What is required:
Keep only the lines that hold the string "terrace", filtering out the rest of the entries below.

=== Records shown ===

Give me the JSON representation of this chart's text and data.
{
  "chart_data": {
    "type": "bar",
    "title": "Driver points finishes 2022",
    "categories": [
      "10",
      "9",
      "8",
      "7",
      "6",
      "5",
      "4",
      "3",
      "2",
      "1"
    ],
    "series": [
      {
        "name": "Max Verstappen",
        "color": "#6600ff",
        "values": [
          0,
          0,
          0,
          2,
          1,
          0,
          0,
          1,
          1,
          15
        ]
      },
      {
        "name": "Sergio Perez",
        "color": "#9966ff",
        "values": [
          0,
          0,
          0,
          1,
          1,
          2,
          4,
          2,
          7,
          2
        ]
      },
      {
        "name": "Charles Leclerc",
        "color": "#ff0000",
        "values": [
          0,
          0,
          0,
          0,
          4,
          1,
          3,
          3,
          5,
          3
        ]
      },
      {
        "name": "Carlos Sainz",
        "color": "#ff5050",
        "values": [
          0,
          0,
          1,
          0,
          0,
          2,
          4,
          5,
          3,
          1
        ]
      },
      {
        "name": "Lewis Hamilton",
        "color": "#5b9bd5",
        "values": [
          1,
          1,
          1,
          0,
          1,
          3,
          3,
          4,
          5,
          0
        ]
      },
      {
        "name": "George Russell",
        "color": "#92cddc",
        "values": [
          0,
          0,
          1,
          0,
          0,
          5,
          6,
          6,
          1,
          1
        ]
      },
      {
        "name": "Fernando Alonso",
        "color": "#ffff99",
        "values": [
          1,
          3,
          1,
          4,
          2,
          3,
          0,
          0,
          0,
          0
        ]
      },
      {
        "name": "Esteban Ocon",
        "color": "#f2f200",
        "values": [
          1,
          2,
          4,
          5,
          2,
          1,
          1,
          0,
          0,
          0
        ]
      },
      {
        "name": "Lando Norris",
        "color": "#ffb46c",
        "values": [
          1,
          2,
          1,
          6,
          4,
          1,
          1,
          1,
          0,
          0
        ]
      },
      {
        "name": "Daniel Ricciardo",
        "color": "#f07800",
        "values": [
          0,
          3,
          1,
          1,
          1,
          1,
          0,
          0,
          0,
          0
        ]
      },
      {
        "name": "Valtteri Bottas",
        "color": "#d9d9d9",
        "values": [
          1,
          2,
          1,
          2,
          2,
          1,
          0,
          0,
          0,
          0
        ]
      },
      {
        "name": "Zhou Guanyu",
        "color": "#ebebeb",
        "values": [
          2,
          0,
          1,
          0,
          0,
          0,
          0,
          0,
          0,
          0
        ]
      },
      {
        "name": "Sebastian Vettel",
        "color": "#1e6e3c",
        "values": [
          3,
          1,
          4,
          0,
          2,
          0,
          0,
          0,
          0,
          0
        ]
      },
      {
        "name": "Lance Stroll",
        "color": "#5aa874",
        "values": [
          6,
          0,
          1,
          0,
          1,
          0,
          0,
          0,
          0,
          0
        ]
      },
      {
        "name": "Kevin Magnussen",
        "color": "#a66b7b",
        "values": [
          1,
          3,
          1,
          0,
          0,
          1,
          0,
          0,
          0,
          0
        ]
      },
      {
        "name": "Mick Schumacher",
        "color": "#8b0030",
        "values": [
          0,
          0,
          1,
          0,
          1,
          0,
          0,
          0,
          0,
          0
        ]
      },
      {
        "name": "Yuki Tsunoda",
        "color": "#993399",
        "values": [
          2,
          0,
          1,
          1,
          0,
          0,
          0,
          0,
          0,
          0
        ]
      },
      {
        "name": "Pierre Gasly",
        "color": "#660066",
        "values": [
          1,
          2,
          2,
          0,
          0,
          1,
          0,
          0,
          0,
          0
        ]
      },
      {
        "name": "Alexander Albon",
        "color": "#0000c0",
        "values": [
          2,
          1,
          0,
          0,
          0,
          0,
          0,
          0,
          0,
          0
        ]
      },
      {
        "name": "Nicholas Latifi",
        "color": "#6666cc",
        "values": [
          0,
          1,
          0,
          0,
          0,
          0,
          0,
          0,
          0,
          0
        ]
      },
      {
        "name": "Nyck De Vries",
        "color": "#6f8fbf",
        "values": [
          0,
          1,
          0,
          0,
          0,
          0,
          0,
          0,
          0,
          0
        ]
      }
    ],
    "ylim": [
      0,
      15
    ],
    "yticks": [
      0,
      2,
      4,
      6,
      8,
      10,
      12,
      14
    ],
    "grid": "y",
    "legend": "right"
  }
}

===
=== Records shown ===

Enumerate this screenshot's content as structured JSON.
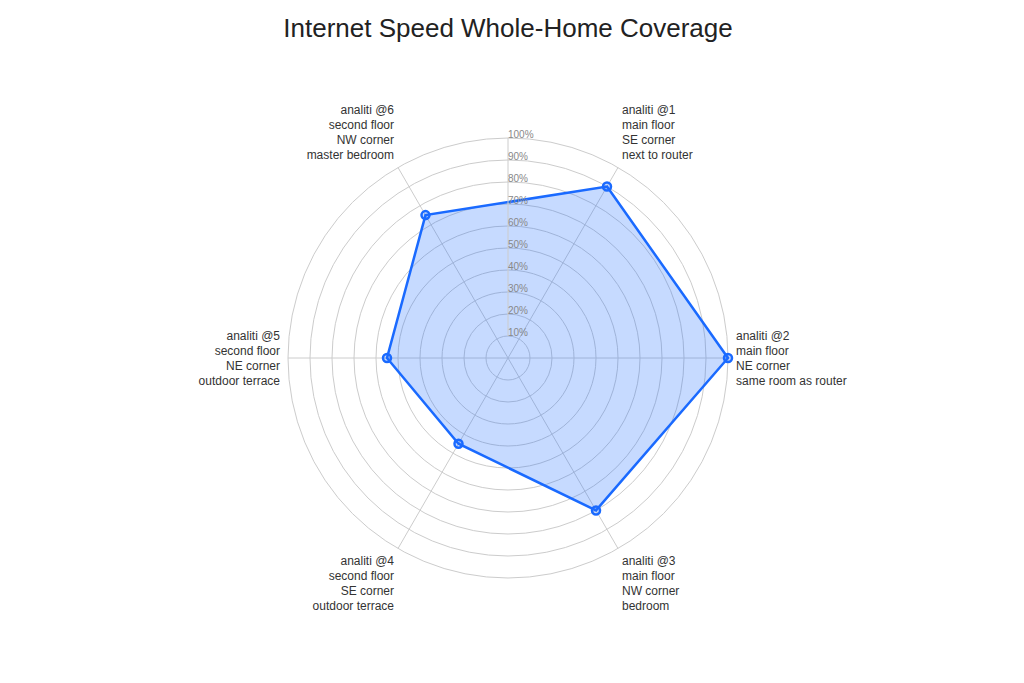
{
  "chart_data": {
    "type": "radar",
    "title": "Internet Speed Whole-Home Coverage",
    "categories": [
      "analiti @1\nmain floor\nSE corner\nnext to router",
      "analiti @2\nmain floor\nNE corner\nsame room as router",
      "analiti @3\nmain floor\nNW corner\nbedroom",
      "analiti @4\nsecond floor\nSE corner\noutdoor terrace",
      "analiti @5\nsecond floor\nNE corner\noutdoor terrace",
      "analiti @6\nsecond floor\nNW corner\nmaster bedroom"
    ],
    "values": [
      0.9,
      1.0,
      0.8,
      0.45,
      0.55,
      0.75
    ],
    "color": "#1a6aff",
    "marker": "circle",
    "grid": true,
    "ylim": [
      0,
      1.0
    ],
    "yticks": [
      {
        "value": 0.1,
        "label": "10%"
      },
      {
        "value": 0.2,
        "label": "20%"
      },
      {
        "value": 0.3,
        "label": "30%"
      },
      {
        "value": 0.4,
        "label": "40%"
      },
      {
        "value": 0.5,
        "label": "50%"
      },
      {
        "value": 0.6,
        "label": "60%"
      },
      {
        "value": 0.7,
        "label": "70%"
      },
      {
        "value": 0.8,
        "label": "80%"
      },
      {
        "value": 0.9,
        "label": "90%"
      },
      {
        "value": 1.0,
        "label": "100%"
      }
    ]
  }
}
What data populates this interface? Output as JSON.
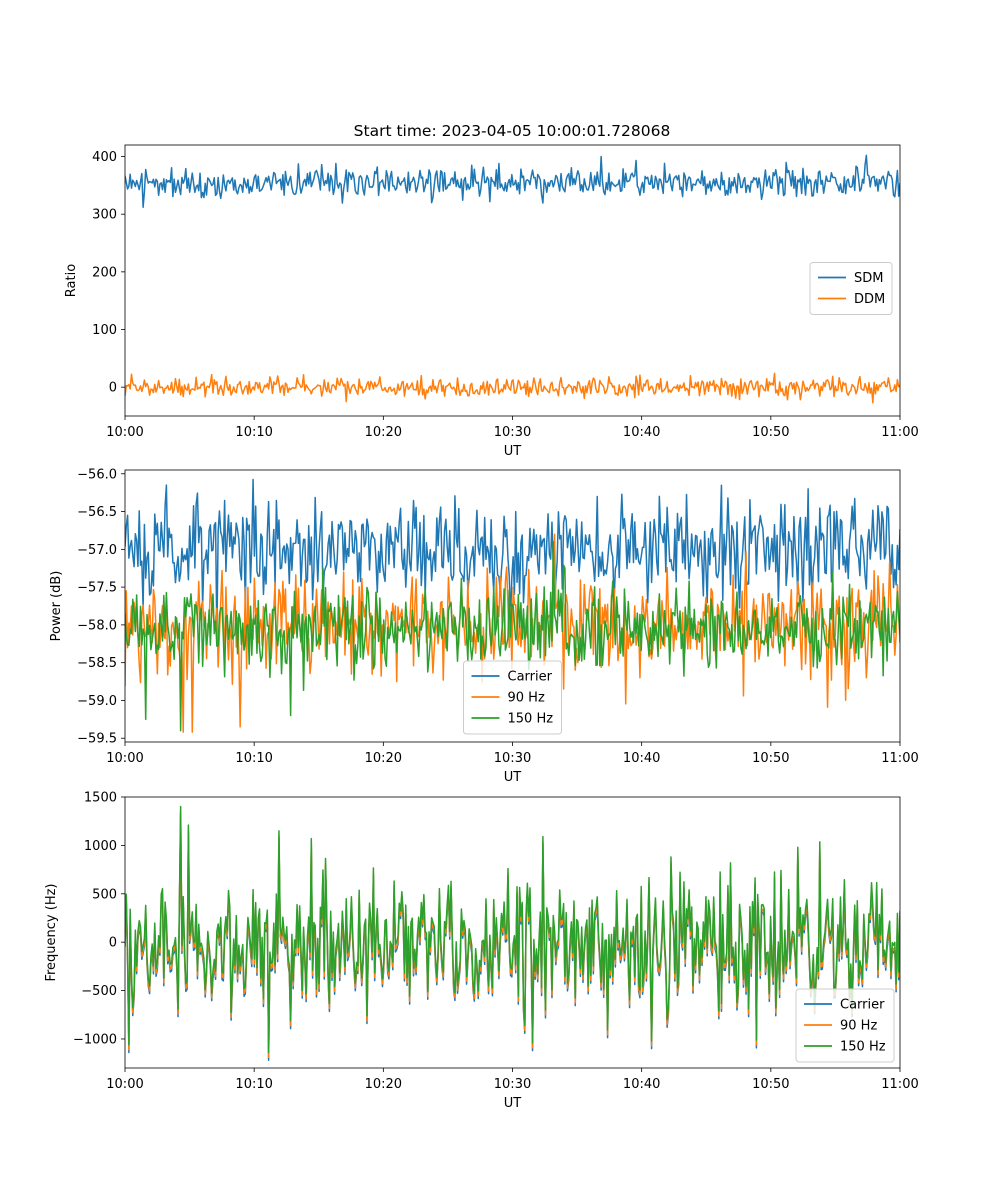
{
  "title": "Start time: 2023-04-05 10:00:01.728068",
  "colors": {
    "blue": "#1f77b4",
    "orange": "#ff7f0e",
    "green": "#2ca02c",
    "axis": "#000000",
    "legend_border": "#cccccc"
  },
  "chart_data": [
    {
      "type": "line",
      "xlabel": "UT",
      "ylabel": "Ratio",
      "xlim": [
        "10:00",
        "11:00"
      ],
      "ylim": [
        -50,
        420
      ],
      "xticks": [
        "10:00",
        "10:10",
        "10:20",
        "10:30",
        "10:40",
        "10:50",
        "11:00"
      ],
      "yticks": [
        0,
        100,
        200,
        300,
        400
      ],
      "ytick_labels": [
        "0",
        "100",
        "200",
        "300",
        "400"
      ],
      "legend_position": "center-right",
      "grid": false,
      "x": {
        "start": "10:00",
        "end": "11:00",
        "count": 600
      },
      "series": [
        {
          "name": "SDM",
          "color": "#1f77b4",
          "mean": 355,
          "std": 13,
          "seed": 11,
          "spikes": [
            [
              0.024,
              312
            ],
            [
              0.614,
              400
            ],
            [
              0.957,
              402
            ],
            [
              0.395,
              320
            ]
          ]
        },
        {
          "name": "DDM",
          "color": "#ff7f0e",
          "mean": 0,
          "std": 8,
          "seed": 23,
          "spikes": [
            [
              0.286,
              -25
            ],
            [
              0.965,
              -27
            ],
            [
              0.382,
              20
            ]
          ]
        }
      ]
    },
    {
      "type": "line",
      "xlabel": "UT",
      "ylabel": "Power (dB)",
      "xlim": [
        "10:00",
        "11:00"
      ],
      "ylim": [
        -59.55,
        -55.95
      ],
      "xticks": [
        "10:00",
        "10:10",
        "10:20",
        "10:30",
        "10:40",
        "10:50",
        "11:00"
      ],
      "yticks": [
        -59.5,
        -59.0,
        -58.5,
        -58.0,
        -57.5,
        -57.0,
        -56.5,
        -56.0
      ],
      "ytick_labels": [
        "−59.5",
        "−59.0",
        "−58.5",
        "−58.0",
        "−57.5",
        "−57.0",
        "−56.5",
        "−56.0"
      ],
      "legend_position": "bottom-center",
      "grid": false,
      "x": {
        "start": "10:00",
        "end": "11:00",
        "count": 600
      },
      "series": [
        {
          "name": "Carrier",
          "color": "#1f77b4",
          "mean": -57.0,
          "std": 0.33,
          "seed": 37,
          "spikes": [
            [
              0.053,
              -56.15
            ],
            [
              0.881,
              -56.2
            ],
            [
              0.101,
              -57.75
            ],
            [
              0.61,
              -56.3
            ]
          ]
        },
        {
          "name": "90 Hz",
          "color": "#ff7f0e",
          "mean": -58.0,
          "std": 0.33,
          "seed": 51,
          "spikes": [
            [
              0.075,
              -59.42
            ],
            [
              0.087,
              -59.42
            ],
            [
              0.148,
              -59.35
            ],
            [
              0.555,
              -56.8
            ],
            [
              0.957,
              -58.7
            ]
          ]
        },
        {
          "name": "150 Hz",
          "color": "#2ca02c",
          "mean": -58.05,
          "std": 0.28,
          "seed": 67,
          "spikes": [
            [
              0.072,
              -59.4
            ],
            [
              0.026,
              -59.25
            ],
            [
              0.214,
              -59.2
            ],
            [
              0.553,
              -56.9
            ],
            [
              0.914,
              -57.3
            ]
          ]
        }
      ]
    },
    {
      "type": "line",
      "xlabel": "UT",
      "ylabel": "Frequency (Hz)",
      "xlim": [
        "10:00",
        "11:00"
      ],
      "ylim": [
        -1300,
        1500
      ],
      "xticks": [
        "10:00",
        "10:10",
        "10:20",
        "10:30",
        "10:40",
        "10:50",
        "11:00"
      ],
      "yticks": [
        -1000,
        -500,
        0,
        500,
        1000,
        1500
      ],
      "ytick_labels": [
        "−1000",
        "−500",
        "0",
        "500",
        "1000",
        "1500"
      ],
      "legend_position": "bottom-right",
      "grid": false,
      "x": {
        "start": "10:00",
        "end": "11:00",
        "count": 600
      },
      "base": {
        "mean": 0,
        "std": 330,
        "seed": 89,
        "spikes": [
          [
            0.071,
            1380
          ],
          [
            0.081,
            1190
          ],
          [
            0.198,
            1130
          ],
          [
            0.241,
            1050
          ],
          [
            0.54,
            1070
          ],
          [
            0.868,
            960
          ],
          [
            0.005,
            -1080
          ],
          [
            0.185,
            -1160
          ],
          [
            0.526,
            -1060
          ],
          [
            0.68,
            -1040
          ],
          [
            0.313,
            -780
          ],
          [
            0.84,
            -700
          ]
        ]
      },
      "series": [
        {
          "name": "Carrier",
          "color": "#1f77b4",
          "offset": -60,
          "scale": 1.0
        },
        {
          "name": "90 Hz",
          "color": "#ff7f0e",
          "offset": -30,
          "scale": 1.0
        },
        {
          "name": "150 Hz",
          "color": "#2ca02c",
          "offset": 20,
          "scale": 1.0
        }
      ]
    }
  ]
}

===

Response to the exercise:
      "analiti @4\nsecond floor\nSE corner\noutdoor terrace",
      "analiti @5\nsecond floor\nNE corner\noutdoor terrace",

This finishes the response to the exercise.